• **Request**: Type out the complete listing below word for word, without its pictures.
== Material for the task ==
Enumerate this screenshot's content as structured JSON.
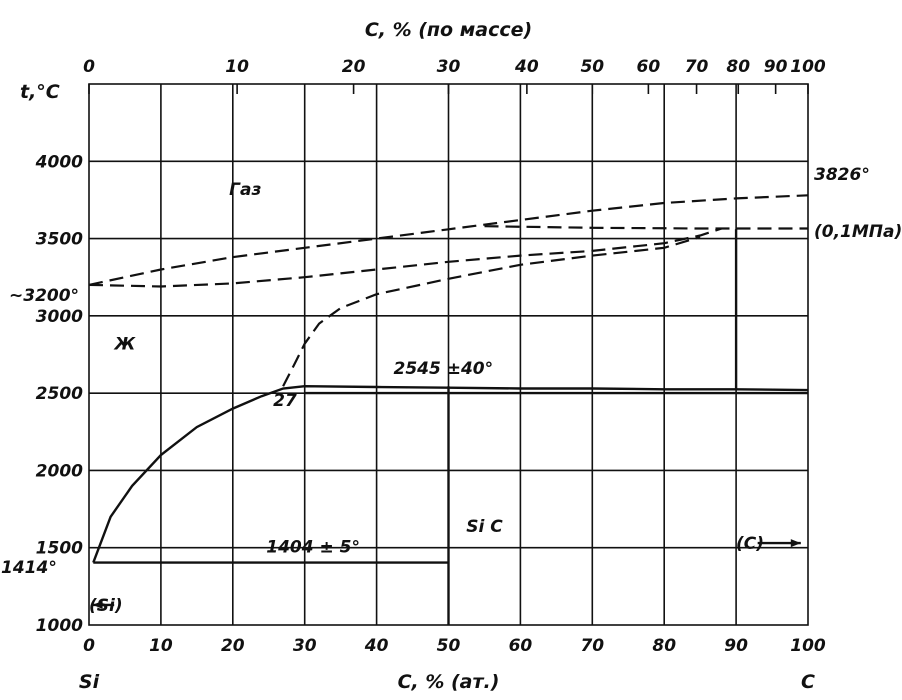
{
  "chart_data": {
    "type": "line",
    "title": "",
    "top_axis": {
      "label": "C, % (по массе)",
      "ticks": [
        {
          "label": "0",
          "at_at_pct": 0
        },
        {
          "label": "10",
          "at_at_pct": 20.6
        },
        {
          "label": "20",
          "at_at_pct": 36.8
        },
        {
          "label": "30",
          "at_at_pct": 50.0
        },
        {
          "label": "40",
          "at_at_pct": 60.9
        },
        {
          "label": "50",
          "at_at_pct": 70.0
        },
        {
          "label": "60",
          "at_at_pct": 77.8
        },
        {
          "label": "70",
          "at_at_pct": 84.5
        },
        {
          "label": "80",
          "at_at_pct": 90.3
        },
        {
          "label": "90",
          "at_at_pct": 95.5
        },
        {
          "label": "100",
          "at_at_pct": 100
        }
      ]
    },
    "x_axis": {
      "label": "C, % (ат.)",
      "ticks": [
        "0",
        "10",
        "20",
        "30",
        "40",
        "50",
        "60",
        "70",
        "80",
        "90",
        "100"
      ],
      "range": [
        0,
        100
      ],
      "left_end_label": "Si",
      "right_end_label": "C"
    },
    "y_axis": {
      "label": "t,°C",
      "ticks": [
        "1000",
        "1500",
        "2000",
        "2500",
        "3000",
        "3500",
        "4000"
      ],
      "range": [
        1000,
        4500
      ]
    },
    "grid": true,
    "regions": [
      {
        "label": "Газ",
        "x": 12,
        "y": 3820
      },
      {
        "label": "Ж",
        "x": 5,
        "y": 2820
      },
      {
        "label": "Si C",
        "x": 55,
        "y": 1640
      }
    ],
    "annotations": [
      {
        "label": "3826°",
        "x": 100,
        "y": 3826
      },
      {
        "label": "(0,1МПа)",
        "x": 100,
        "y": 3600
      },
      {
        "label": "~3200°",
        "x": 0,
        "y": 3200
      },
      {
        "label": "2545 ±40°",
        "x": 50,
        "y": 2545
      },
      {
        "label": "27",
        "x": 27,
        "y": 2545
      },
      {
        "label": "1404 ± 5°",
        "x": 33,
        "y": 1404
      },
      {
        "label": "1414°",
        "x": 0,
        "y": 1414
      },
      {
        "label": "(C)",
        "x": 100,
        "y": 1530
      },
      {
        "label": "(Si)",
        "x": 0,
        "y": 1130
      }
    ],
    "series": [
      {
        "style": "solid",
        "x": [
          0.6,
          3,
          6,
          10,
          15,
          20,
          24,
          27,
          30,
          40,
          50,
          60,
          70,
          80,
          90,
          100
        ],
        "y": [
          1404,
          1700,
          1900,
          2100,
          2280,
          2400,
          2480,
          2530,
          2545,
          2540,
          2535,
          2530,
          2530,
          2525,
          2525,
          2520
        ]
      },
      {
        "style": "solid",
        "x": [
          0.6,
          50
        ],
        "y": [
          1404,
          1404
        ]
      },
      {
        "style": "solid",
        "x": [
          50,
          50
        ],
        "y": [
          1000,
          2545
        ]
      },
      {
        "style": "solid",
        "x": [
          30,
          100
        ],
        "y": [
          2500,
          2500
        ]
      },
      {
        "style": "solid",
        "x": [
          90,
          90
        ],
        "y": [
          2520,
          3560
        ]
      },
      {
        "style": "dashed",
        "x": [
          0,
          10,
          20,
          30,
          40,
          50,
          60,
          70,
          80,
          90,
          100
        ],
        "y": [
          3200,
          3300,
          3380,
          3440,
          3500,
          3560,
          3620,
          3680,
          3730,
          3760,
          3780
        ]
      },
      {
        "style": "dashed",
        "x": [
          0,
          10,
          20,
          30,
          40,
          50,
          60,
          70,
          80,
          85,
          88
        ],
        "y": [
          3200,
          3190,
          3210,
          3250,
          3300,
          3350,
          3390,
          3420,
          3470,
          3520,
          3565
        ]
      },
      {
        "style": "dashed",
        "x": [
          27,
          28.5,
          30,
          32,
          35,
          40,
          50,
          60,
          70,
          80,
          85
        ],
        "y": [
          2545,
          2680,
          2820,
          2950,
          3050,
          3140,
          3240,
          3330,
          3390,
          3440,
          3510
        ]
      },
      {
        "style": "dashed",
        "x": [
          55,
          70,
          85,
          90,
          100
        ],
        "y": [
          3580,
          3570,
          3565,
          3565,
          3565
        ]
      }
    ]
  }
}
===
• **Answer to this problem**:
Enumerate this screenshot's content as structured JSON.
{
  "chart_data": {
    "type": "line",
    "title": "",
    "top_axis": {
      "label": "C, % (по массе)",
      "ticks": [
        {
          "label": "0",
          "at_at_pct": 0
        },
        {
          "label": "10",
          "at_at_pct": 20.6
        },
        {
          "label": "20",
          "at_at_pct": 36.8
        },
        {
          "label": "30",
          "at_at_pct": 50.0
        },
        {
          "label": "40",
          "at_at_pct": 60.9
        },
        {
          "label": "50",
          "at_at_pct": 70.0
        },
        {
          "label": "60",
          "at_at_pct": 77.8
        },
        {
          "label": "70",
          "at_at_pct": 84.5
        },
        {
          "label": "80",
          "at_at_pct": 90.3
        },
        {
          "label": "90",
          "at_at_pct": 95.5
        },
        {
          "label": "100",
          "at_at_pct": 100
        }
      ]
    },
    "x_axis": {
      "label": "C, % (ат.)",
      "ticks": [
        "0",
        "10",
        "20",
        "30",
        "40",
        "50",
        "60",
        "70",
        "80",
        "90",
        "100"
      ],
      "range": [
        0,
        100
      ],
      "left_end_label": "Si",
      "right_end_label": "C"
    },
    "y_axis": {
      "label": "t,°C",
      "ticks": [
        "1000",
        "1500",
        "2000",
        "2500",
        "3000",
        "3500",
        "4000"
      ],
      "range": [
        1000,
        4500
      ]
    },
    "grid": true,
    "regions": [
      {
        "label": "Газ",
        "x": 12,
        "y": 3820
      },
      {
        "label": "Ж",
        "x": 5,
        "y": 2820
      },
      {
        "label": "Si C",
        "x": 55,
        "y": 1640
      }
    ],
    "annotations": [
      {
        "label": "3826°",
        "x": 100,
        "y": 3826
      },
      {
        "label": "(0,1МПа)",
        "x": 100,
        "y": 3600
      },
      {
        "label": "~3200°",
        "x": 0,
        "y": 3200
      },
      {
        "label": "2545 ±40°",
        "x": 50,
        "y": 2545
      },
      {
        "label": "27",
        "x": 27,
        "y": 2545
      },
      {
        "label": "1404 ± 5°",
        "x": 33,
        "y": 1404
      },
      {
        "label": "1414°",
        "x": 0,
        "y": 1414
      },
      {
        "label": "(C)",
        "x": 100,
        "y": 1530
      },
      {
        "label": "(Si)",
        "x": 0,
        "y": 1130
      }
    ],
    "series": [
      {
        "style": "solid",
        "x": [
          0.6,
          3,
          6,
          10,
          15,
          20,
          24,
          27,
          30,
          40,
          50,
          60,
          70,
          80,
          90,
          100
        ],
        "y": [
          1404,
          1700,
          1900,
          2100,
          2280,
          2400,
          2480,
          2530,
          2545,
          2540,
          2535,
          2530,
          2530,
          2525,
          2525,
          2520
        ]
      },
      {
        "style": "solid",
        "x": [
          0.6,
          50
        ],
        "y": [
          1404,
          1404
        ]
      },
      {
        "style": "solid",
        "x": [
          50,
          50
        ],
        "y": [
          1000,
          2545
        ]
      },
      {
        "style": "solid",
        "x": [
          30,
          100
        ],
        "y": [
          2500,
          2500
        ]
      },
      {
        "style": "solid",
        "x": [
          90,
          90
        ],
        "y": [
          2520,
          3560
        ]
      },
      {
        "style": "dashed",
        "x": [
          0,
          10,
          20,
          30,
          40,
          50,
          60,
          70,
          80,
          90,
          100
        ],
        "y": [
          3200,
          3300,
          3380,
          3440,
          3500,
          3560,
          3620,
          3680,
          3730,
          3760,
          3780
        ]
      },
      {
        "style": "dashed",
        "x": [
          0,
          10,
          20,
          30,
          40,
          50,
          60,
          70,
          80,
          85,
          88
        ],
        "y": [
          3200,
          3190,
          3210,
          3250,
          3300,
          3350,
          3390,
          3420,
          3470,
          3520,
          3565
        ]
      },
      {
        "style": "dashed",
        "x": [
          27,
          28.5,
          30,
          32,
          35,
          40,
          50,
          60,
          70,
          80,
          85
        ],
        "y": [
          2545,
          2680,
          2820,
          2950,
          3050,
          3140,
          3240,
          3330,
          3390,
          3440,
          3510
        ]
      },
      {
        "style": "dashed",
        "x": [
          55,
          70,
          85,
          90,
          100
        ],
        "y": [
          3580,
          3570,
          3565,
          3565,
          3565
        ]
      }
    ]
  }
}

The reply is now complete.